START
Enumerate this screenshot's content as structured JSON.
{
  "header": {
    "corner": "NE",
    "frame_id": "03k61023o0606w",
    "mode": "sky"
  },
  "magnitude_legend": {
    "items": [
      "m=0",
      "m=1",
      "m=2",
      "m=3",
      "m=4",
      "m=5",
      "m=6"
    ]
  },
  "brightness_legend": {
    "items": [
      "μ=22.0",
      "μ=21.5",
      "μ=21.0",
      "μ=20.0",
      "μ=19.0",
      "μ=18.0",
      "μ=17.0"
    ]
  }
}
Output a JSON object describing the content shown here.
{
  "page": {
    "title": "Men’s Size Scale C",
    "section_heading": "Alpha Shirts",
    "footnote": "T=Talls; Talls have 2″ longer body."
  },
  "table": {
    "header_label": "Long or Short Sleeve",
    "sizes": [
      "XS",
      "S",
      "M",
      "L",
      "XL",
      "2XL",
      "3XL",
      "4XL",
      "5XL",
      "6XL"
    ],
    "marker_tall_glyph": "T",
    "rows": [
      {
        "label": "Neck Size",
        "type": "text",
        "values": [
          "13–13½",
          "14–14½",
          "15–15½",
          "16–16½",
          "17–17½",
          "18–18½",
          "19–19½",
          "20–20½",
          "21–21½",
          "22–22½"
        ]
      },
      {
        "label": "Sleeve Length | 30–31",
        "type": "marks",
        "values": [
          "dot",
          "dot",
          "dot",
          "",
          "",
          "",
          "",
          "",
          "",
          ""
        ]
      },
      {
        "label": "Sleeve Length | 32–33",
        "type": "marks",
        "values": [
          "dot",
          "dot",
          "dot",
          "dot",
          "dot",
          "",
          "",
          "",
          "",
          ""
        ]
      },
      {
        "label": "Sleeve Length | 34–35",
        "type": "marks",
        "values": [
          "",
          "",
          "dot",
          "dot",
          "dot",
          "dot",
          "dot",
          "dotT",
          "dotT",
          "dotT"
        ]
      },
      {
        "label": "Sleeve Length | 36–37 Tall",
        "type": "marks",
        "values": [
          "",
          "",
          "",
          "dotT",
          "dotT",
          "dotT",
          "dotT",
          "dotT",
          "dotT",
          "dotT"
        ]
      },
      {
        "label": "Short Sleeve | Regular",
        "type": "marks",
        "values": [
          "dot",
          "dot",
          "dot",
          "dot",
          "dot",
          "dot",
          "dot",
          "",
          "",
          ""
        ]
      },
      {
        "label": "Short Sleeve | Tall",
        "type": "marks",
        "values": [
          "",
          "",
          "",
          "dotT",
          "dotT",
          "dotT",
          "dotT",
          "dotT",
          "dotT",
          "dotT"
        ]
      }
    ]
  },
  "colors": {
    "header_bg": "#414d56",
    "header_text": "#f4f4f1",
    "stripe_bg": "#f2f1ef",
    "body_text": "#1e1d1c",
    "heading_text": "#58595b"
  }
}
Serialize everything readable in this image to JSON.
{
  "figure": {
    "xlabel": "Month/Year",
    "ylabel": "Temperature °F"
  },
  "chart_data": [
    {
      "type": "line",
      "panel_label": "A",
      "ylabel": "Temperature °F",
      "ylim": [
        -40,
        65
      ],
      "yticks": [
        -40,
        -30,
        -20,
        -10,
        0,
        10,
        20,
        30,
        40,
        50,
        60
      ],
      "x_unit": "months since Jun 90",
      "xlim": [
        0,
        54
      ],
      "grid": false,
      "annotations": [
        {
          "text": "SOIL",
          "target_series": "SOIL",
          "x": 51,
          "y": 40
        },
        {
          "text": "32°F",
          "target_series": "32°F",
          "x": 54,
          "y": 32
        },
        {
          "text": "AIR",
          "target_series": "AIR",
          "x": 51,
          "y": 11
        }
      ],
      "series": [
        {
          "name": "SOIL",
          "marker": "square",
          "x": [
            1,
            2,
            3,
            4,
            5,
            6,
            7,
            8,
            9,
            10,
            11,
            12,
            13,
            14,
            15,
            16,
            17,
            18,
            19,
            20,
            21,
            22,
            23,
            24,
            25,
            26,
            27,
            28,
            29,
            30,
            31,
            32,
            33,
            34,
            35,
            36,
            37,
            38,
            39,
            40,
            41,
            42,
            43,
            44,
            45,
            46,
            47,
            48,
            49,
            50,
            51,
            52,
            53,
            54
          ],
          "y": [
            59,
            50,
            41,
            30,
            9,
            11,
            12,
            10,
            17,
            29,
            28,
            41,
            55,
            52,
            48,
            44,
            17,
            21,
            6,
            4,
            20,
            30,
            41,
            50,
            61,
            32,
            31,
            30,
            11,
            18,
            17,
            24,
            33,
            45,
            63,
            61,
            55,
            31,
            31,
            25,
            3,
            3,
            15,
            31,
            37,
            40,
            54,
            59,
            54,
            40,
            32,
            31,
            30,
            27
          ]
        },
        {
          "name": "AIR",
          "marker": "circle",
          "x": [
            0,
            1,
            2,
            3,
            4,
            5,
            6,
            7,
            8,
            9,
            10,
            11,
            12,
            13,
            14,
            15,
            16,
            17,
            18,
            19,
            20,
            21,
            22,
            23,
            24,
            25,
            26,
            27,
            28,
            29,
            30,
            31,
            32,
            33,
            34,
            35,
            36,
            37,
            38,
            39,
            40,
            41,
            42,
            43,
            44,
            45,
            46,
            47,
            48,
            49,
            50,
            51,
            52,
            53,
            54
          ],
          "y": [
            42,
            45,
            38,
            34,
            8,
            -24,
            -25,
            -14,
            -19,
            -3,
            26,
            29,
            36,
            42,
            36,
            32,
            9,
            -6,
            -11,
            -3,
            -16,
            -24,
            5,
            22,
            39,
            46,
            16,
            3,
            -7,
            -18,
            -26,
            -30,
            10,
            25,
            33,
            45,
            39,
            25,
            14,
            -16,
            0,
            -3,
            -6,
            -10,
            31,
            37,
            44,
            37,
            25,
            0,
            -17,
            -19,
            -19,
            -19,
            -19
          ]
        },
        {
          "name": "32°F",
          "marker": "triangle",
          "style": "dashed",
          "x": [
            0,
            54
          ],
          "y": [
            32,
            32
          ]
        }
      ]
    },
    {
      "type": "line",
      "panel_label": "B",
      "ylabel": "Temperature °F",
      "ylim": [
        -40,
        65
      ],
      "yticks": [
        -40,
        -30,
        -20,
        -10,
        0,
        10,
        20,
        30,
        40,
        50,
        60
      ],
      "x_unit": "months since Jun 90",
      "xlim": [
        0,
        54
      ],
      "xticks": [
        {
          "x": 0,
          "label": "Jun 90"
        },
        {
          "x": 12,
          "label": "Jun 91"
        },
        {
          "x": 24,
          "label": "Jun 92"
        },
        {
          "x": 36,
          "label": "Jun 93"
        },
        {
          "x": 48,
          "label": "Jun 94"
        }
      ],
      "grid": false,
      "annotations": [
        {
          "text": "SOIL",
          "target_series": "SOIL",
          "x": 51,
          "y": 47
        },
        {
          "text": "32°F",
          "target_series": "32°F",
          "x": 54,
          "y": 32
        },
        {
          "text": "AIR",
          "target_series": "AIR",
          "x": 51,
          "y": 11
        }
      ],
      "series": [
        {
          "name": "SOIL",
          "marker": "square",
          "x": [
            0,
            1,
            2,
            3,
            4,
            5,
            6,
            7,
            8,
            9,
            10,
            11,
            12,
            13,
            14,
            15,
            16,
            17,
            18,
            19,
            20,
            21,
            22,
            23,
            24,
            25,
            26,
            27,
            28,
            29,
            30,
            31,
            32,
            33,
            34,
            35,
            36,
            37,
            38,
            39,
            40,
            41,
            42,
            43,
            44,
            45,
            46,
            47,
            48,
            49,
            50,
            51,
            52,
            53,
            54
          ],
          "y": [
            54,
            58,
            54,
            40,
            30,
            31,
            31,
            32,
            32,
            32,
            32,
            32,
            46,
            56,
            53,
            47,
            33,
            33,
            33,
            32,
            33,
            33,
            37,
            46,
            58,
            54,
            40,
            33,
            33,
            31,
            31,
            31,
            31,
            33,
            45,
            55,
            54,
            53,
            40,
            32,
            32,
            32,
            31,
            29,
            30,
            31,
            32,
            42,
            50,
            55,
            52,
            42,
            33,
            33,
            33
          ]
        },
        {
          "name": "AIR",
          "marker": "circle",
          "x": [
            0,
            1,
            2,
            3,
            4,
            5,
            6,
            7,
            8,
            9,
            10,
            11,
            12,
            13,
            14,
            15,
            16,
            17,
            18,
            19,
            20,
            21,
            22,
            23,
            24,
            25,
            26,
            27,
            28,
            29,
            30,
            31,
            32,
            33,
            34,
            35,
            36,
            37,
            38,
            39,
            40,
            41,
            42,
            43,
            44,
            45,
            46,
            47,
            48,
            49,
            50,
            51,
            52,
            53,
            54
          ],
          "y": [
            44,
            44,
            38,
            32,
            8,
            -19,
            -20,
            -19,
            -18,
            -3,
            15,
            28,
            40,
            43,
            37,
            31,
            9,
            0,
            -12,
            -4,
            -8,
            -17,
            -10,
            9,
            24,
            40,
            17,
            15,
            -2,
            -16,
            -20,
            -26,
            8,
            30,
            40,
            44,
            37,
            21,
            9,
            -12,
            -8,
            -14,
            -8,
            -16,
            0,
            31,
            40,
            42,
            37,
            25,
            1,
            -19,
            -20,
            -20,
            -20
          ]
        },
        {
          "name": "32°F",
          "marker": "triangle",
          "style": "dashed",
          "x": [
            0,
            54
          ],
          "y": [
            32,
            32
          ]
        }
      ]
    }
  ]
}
END
- **REQUEST**
What is the number of lines above that contain the string "content"? Answer with the number alone.

- **CORRECT OUTPUT**
2